## begin GIVEN RECORDS
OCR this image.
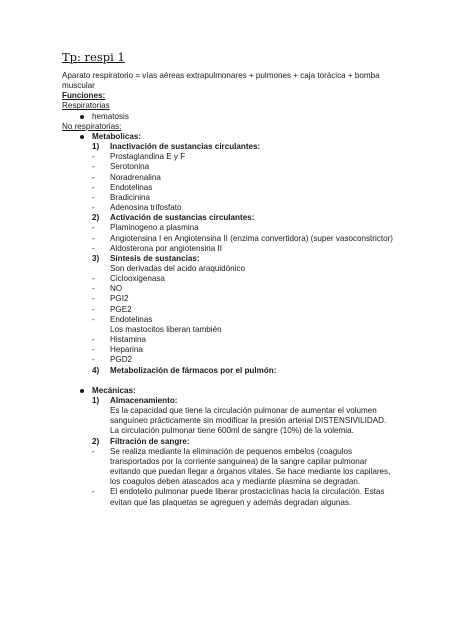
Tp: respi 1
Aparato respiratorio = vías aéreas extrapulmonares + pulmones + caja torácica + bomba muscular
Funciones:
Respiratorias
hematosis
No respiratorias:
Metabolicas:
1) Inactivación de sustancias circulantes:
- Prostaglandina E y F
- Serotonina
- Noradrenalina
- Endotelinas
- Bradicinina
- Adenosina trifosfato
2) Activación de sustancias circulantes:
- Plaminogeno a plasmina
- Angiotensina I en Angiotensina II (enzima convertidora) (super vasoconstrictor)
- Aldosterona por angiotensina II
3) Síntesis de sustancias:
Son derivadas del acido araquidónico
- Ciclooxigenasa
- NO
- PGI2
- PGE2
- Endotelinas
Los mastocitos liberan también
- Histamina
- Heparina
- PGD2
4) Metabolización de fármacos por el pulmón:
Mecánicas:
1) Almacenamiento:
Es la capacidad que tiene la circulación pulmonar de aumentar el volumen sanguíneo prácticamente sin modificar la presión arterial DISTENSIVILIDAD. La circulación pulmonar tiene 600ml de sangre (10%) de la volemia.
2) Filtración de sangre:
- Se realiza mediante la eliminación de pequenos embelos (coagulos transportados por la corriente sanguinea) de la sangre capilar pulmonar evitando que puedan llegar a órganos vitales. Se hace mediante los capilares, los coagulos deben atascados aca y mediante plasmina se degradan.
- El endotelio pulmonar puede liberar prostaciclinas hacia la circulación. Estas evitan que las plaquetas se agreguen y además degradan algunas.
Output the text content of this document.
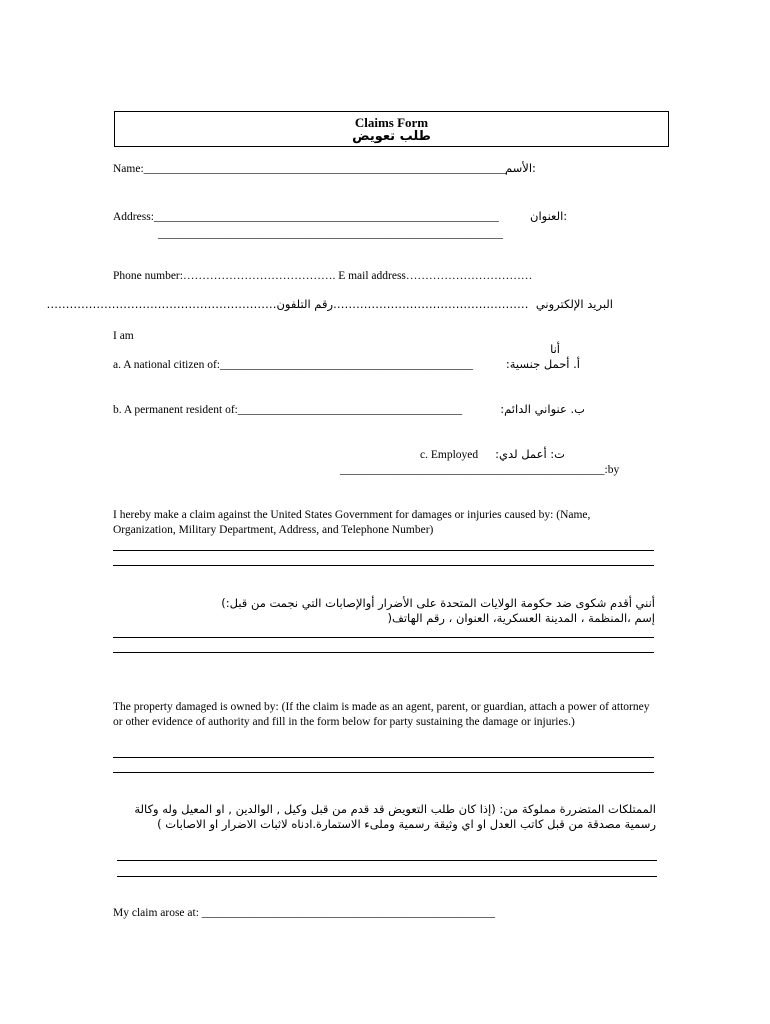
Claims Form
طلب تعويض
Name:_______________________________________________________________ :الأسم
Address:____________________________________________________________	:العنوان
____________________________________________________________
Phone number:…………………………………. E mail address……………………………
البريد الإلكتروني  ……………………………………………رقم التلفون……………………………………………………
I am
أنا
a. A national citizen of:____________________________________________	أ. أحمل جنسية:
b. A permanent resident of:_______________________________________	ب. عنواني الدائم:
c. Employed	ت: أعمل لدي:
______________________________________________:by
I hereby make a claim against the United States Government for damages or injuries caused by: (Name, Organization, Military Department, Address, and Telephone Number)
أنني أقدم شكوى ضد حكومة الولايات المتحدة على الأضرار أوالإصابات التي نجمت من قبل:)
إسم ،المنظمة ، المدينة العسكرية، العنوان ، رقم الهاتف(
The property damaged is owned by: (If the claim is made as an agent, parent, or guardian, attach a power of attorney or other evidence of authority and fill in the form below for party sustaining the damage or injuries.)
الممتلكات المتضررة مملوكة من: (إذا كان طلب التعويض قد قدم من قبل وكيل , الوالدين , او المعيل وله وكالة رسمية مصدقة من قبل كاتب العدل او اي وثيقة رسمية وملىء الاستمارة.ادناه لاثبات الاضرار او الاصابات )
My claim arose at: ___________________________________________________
## end GIVEN RECORDS
# WHAT IS ASKED:
Report each line in the preceding entries that holds the string "this".

# TASK SOLUTION:
OCR this image.
Output the text content of this document.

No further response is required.